Extracted data entries
>> start
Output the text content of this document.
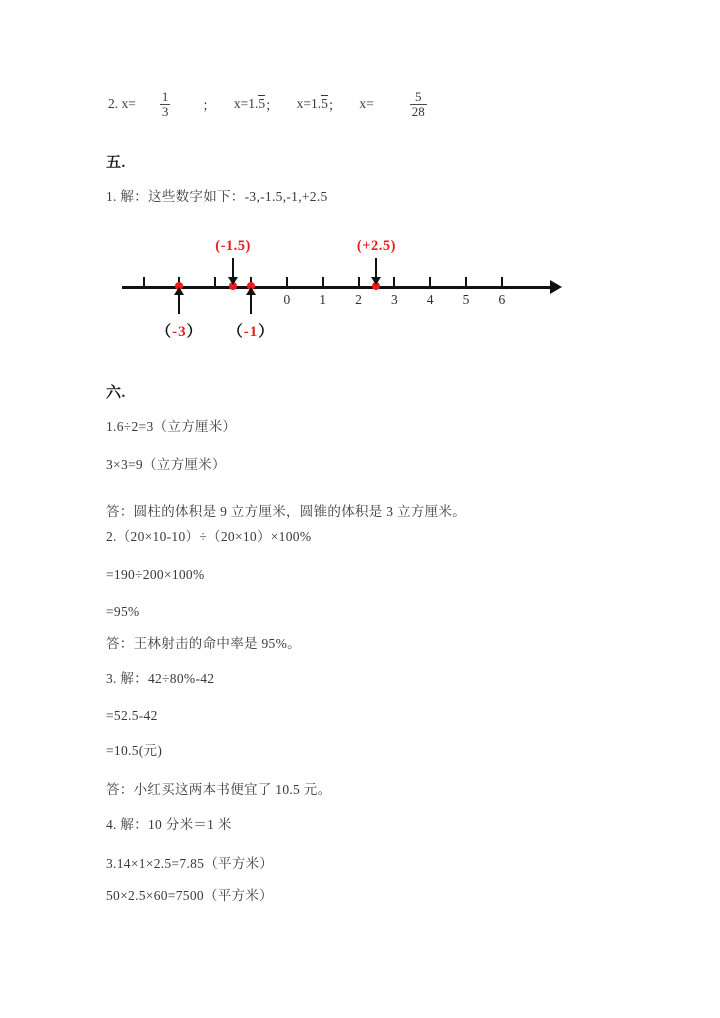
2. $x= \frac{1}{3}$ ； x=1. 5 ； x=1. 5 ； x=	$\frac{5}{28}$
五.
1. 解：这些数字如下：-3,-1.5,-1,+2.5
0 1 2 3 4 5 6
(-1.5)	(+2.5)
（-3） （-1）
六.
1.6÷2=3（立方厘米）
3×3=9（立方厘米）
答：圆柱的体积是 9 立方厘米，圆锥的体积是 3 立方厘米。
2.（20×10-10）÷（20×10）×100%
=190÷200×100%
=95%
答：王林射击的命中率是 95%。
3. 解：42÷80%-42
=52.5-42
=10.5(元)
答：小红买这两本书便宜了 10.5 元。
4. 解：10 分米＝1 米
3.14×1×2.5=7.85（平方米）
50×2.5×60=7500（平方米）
>> end
Make an exact copy of the records above, with the pictures left out.

Response to this task:
Output the text content of this document.
2. $x= \frac{1}{3}$ ； x=1. 5 ； x=1. 5 ； x=	$\frac{5}{28}$
五.
1. 解：这些数字如下：-3,-1.5,-1,+2.5
0 1 2 3 4 5 6
(-1.5)	(+2.5)
（-3） （-1）
六.
1.6÷2=3（立方厘米）
3×3=9（立方厘米）
答：圆柱的体积是 9 立方厘米，圆锥的体积是 3 立方厘米。
2.（20×10-10）÷（20×10）×100%
=190÷200×100%
=95%
答：王林射击的命中率是 95%。
3. 解：42÷80%-42
=52.5-42
=10.5(元)
答：小红买这两本书便宜了 10.5 元。
4. 解：10 分米＝1 米
3.14×1×2.5=7.85（平方米）
50×2.5×60=7500（平方米）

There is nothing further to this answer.